*** PASSAGE TO READ

Two satellite datasets show that warming has been more moderate than predicted by the United Nations and most climate scientists. The Remote Sensing Systems satellite dataset shows there has been a warming trend of only 0.01 degrees Celsius per century since December 1996.

RSS shows the least amount of warming of the two main satellite temperature datasets, the other dataset is run by scientists at the University Of Alabama in Huntsville. Taken together, both datasets shows a warming trend of just 0.35 degrees Celsius (or 1.37 degrees per century) since 1990 — about half of what was initially predicted by the United Nations.

“The RSS satellite dataset shows no global warming at all for 220 months from December 1996 to March 2014 – more than half the 435-month satellite record,” says Christopher Monckton, an English lord and noted global warming skeptic. Monckton has been researching and tracking global warming data for years.

“The global warming trend since 1900 is equivalent to 0.8 Cº per century. This is well within natural variability and may not have much to do with us,” Monckton says.

******

▶ [WHAT TO PRODUCE]
Please answer from the satellite temperature passage: where are the scientists who run the other main satellite temperature dataset, besides RSS?

*** EXCERPTED RECORDS

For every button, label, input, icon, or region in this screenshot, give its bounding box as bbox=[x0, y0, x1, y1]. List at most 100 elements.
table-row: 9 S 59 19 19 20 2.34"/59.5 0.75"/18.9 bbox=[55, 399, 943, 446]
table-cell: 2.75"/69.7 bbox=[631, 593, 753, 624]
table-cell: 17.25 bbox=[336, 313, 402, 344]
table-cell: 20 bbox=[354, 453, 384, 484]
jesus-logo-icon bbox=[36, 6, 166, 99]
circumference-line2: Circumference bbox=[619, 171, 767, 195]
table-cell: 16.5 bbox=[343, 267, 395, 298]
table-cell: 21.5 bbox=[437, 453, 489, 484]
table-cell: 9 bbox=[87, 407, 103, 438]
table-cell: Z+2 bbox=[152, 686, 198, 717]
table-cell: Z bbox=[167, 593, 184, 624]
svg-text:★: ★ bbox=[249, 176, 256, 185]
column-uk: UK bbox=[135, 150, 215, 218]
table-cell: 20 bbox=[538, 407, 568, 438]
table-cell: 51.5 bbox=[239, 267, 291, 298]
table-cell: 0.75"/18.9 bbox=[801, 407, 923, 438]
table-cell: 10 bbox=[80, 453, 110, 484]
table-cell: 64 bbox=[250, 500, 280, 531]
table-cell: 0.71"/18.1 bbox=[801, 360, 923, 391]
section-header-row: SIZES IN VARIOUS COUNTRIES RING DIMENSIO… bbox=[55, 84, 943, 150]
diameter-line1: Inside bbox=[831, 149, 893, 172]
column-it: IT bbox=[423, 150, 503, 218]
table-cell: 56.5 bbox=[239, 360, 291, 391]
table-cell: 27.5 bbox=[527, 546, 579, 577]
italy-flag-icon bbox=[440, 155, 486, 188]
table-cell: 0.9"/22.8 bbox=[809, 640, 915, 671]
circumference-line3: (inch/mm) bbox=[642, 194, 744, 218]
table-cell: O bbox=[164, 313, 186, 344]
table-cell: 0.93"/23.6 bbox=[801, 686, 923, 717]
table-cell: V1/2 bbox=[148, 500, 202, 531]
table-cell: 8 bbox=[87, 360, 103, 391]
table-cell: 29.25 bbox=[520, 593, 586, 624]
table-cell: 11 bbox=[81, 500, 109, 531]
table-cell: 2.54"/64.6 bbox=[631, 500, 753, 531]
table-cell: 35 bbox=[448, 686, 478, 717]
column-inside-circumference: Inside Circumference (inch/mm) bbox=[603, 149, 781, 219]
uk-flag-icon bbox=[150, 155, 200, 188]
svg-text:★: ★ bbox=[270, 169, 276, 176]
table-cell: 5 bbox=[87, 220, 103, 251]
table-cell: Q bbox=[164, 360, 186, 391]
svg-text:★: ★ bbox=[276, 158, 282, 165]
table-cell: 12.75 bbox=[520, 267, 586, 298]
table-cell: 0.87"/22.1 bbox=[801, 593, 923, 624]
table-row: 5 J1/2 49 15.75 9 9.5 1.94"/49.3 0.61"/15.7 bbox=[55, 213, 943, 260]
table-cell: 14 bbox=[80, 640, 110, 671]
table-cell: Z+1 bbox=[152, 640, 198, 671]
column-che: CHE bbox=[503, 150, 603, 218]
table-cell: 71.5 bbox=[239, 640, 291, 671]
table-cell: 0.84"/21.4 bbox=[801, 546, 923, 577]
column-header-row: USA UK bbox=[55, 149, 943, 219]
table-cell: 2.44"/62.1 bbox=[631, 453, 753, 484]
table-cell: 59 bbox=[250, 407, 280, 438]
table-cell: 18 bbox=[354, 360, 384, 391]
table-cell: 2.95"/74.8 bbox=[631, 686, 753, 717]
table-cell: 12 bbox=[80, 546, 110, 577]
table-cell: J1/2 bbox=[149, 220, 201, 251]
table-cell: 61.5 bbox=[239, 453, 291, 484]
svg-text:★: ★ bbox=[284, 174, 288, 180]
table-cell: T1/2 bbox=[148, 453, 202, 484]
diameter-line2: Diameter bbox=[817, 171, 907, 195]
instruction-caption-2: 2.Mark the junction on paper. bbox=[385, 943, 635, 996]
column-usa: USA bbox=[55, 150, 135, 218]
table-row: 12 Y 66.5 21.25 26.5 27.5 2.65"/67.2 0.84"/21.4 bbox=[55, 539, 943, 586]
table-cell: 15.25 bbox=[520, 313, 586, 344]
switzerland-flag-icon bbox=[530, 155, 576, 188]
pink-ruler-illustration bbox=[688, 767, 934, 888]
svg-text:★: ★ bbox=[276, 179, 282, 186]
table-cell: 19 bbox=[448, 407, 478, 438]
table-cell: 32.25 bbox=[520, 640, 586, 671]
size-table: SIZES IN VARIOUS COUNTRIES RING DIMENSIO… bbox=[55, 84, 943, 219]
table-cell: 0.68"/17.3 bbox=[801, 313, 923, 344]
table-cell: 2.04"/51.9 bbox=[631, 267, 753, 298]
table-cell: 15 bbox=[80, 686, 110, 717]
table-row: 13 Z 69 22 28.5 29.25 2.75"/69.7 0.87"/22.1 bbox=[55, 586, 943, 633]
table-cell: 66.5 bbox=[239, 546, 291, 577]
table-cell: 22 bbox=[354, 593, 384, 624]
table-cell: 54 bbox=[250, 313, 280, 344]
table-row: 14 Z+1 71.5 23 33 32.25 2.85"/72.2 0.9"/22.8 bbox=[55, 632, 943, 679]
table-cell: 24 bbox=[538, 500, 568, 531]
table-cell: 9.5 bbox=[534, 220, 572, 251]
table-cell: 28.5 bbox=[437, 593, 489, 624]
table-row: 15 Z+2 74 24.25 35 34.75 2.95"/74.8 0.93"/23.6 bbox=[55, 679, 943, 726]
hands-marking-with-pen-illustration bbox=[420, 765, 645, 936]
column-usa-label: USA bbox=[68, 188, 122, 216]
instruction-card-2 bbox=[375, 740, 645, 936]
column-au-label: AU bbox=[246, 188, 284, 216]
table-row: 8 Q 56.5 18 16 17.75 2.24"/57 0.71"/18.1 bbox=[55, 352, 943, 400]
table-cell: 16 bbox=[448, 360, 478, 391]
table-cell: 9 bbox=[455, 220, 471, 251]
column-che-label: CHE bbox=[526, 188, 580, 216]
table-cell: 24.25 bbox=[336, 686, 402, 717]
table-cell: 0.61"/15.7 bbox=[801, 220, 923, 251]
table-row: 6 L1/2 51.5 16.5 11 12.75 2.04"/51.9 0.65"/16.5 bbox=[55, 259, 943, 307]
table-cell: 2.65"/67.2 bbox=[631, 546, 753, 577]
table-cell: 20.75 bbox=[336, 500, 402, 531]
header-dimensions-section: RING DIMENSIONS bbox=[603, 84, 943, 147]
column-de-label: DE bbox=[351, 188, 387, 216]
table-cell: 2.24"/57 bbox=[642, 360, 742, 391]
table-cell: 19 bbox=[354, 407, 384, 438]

******

▶ [ANSWER TO THE PROBLEM]
At the University of Alabama in Huntsville.